REQUIREMENT:
Extend the review of the Criterion 4K release of Some Like It Hot, picking up right after its final sentence.

-- begin TEXT PROVIDED --

A second 4K release for the Billy Wilder-I.A.L. Diamond classic?  Yes, but the advantage goes to the extras, which include unique input from the stars and especially the director. It’s a career best show for Marilyn Monroe, and Jack Lemmon and Tony Curtis give everything they’ve got to a pair of cross-dressing musicians, roles that could have been a career disaster under anyone else but Billy Wilder in his prime. One of the extras is a great Wilder/Dick Cavett interview. Another is an expert analysis of the film’s costumes, about which we naturally think, ‘how did Monroe’s sheer gowns ever get past the censors?’


Some Like It Hot 4K
4K Ultra HD + Blu-ray
The Criterion Collection 950
1959 / B&W / 1:85 widescreen / 121 min. / Street Date April 8, 2025 / available through Criterion / 49.95
Starring: Marilyn Monroe, Tony Curtis, Jack Lemmon, George Raft, Pat O’Brien, Joe E. Brown, Nehemiah Persoff, Joan Shawlee, Billy Gray, George E. Stone, Dave Barry, Mike Mazurki, Harry Wilson, Beverly Wills, Barbara Drew, Edward G. Robinson Jr., Laurie Mitchell, Joan Nicholas, Paul Frees, Grace Lee Whitney.
Cinematography: Charles Lang
Art Director: Ted Haworth
Film Editor: Arthur P. Schmidt
Original Music: Adolph Deutsch
Written by Billy Wilder, I.A.L. Diamond from a story by Robert Thoeren and M. Logan
Produced and Directed by
Billy Wilder

A nice ‘editing career’ memory: late one evening long ago at a post-production house, assembling a video promo for Tri-Star’s The Bear, I saw some work being done on some rare film footage … color home movies of the cast of  Some Like It Hot. I spoke with the Criterion producer, who was prepping the it for use on a laserdisc release. At the time Criterion was known for pioneering video letterboxing (in old NTSC non-resolution) and introducing the audio commentary. The spokesperson for Some Like It Hot was to be none other than Howard Suber, a well-remembered critical studies professor at the UCLA film school.

-- end TEXT PROVIDED --
-- begin SUPPLIED DATA --

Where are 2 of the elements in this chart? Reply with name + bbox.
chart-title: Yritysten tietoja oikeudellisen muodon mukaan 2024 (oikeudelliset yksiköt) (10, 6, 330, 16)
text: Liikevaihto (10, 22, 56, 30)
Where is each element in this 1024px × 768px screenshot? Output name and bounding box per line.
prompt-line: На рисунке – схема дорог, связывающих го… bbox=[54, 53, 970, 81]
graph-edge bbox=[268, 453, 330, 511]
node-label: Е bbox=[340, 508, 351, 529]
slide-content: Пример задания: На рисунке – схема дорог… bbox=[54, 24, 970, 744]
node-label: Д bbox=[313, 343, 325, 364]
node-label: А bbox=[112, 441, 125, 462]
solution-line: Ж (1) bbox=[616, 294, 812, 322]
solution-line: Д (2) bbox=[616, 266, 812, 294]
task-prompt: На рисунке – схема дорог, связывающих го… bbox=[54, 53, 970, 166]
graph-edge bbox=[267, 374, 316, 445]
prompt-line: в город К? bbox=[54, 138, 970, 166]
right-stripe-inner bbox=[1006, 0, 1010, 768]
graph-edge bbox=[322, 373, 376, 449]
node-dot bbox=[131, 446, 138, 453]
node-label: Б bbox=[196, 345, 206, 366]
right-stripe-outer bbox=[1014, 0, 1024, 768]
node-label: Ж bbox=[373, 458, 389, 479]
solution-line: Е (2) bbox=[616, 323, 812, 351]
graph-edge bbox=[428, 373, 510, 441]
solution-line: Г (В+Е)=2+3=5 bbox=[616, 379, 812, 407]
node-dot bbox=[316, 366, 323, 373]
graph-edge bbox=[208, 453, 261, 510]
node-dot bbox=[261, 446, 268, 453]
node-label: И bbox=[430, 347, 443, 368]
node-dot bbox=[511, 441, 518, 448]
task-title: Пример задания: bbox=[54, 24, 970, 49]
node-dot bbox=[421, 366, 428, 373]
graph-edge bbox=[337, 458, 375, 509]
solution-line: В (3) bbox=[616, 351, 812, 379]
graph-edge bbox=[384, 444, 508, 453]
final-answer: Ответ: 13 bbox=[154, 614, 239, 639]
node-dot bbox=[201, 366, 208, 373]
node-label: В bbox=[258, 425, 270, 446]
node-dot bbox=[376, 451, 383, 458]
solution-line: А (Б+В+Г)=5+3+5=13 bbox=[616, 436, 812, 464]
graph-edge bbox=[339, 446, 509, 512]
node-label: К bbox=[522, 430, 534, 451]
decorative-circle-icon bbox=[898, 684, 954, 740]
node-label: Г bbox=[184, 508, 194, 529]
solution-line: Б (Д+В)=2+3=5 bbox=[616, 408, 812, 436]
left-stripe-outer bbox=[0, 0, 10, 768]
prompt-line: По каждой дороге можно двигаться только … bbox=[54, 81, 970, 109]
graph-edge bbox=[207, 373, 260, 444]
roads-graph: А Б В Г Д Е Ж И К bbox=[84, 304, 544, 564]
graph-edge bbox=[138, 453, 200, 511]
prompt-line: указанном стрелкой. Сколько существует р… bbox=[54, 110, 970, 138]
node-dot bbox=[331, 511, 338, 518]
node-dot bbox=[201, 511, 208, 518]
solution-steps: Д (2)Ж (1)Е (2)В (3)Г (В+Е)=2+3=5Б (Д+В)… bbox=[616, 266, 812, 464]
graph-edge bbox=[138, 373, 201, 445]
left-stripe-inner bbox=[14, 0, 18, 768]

-- end SUPPLIED DATA --

EXERCISE RESPONSE:
We’ve been re-viewing Billy Wilder movies lately, and occasionally reading opinions that Wilder’s movies are overrated. I have to say that that for us, almost all of them hold up extremely well. Now more than ever we appreciate Wilder’s superior writing and fine wit. This show already exists in a good 4K encoding, and it seems to be playing every other day on Turner Classic Movies. But it’s back now from Criterion, with a great set of extras.

Only Billy Wilder could have made a gangster spoof about cross-dressing musicians. It’s Wilder’s sexiest comedy, thanks to Marilyn Monroe’s turn as the addle-brained Sugar Kane Kowalczyk. Wilder and I.A.L. Diamond’s affectionate screenplay allows Marilyn to transcend the dumb blonde stereotype by leaps and bounds. The film’s career-defining star performances even extend to the guest stars Pat O’Brien and Joe E. Brown, who get big laughs. Wilder and Diamond did’t worry about being out of date. Most teenagers in 1959 probably didn’t know who O’Brien and Brown were.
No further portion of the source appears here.